- _Written instruction_
Pull every "الذي" line out of the data below.

[Dataset entries on figures]
** start **

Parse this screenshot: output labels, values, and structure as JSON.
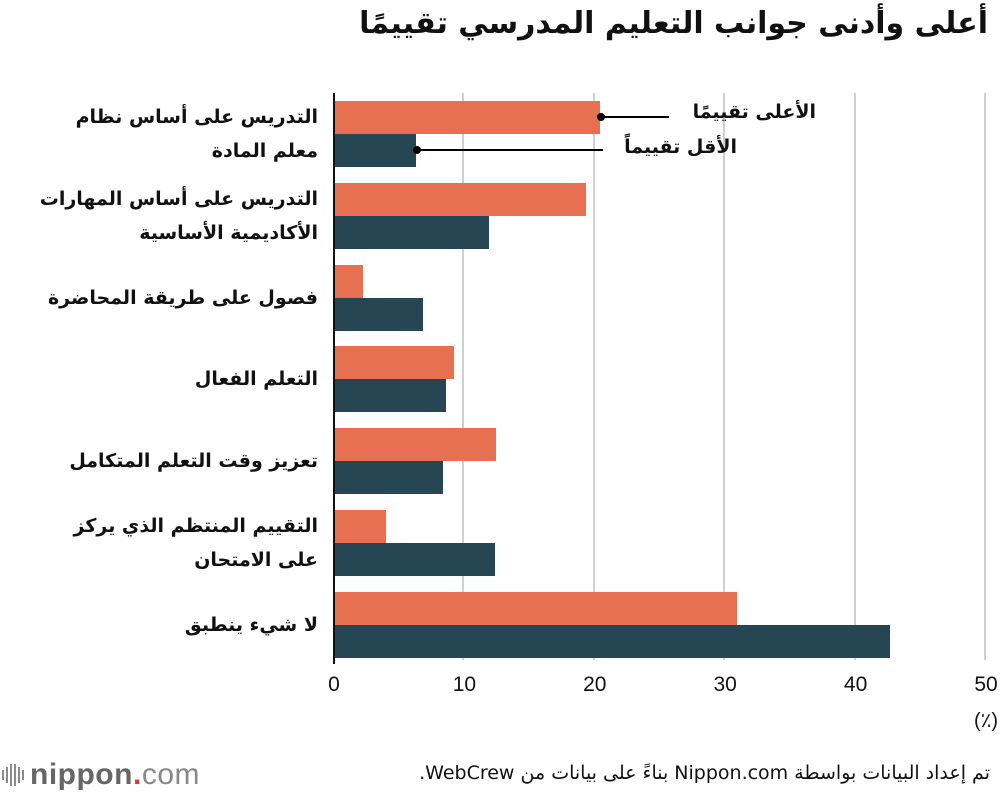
{
  "title": "أعلى وأدنى جوانب التعليم المدرسي تقييمًا",
  "legend": {
    "high_label": "الأعلى تقييمًا",
    "low_label": "الأقل تقييماً"
  },
  "colors": {
    "high": "#E87052",
    "low": "#264653",
    "grid": "#d0d0d0"
  },
  "axis": {
    "ticks": [
      "0",
      "10",
      "20",
      "30",
      "40",
      "50"
    ],
    "unit": "(٪)"
  },
  "categories": [
    {
      "line1": "التدريس على أساس نظام",
      "line2": "معلم المادة"
    },
    {
      "line1": "التدريس على أساس المهارات",
      "line2": "الأكاديمية الأساسية"
    },
    {
      "line1": "فصول على طريقة المحاضرة",
      "line2": ""
    },
    {
      "line1": "التعلم الفعال",
      "line2": ""
    },
    {
      "line1": "تعزيز وقت التعلم المتكامل",
      "line2": ""
    },
    {
      "line1": "التقييم المنتظم الذي يركز",
      "line2": "على الامتحان"
    },
    {
      "line1": "لا شيء ينطبق",
      "line2": ""
    }
  ],
  "footer": {
    "source_note": "تم إعداد البيانات بواسطة Nippon.com بناءً على بيانات من WebCrew.",
    "logo_main": "nippon",
    "logo_dot": ".",
    "logo_com": "com"
  },
  "chart_data": {
    "type": "bar",
    "orientation": "horizontal",
    "title": "أعلى وأدنى جوانب التعليم المدرسي تقييمًا",
    "categories": [
      "التدريس على أساس نظام معلم المادة",
      "التدريس على أساس المهارات الأكاديمية الأساسية",
      "فصول على طريقة المحاضرة",
      "التعلم الفعال",
      "تعزيز وقت التعلم المتكامل",
      "التقييم المنتظم الذي يركز على الامتحان",
      "لا شيء ينطبق"
    ],
    "series": [
      {
        "name": "الأعلى تقييمًا",
        "color": "#E87052",
        "values": [
          20.5,
          19.4,
          2.3,
          9.3,
          12.5,
          4.1,
          31.0
        ]
      },
      {
        "name": "الأقل تقييماً",
        "color": "#264653",
        "values": [
          6.4,
          12.0,
          6.9,
          8.7,
          8.4,
          12.4,
          42.7
        ]
      }
    ],
    "xlabel": "(٪)",
    "ylabel": "",
    "xlim": [
      0,
      50
    ],
    "xticks": [
      0,
      10,
      20,
      30,
      40,
      50
    ],
    "grid": true,
    "legend_position": "inline-annotations near first row"
  }
}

** end **

- _Expected output_
      "line1": "التقييم المنتظم الذي يركز",
      "التقييم المنتظم الذي يركز على الامتحان",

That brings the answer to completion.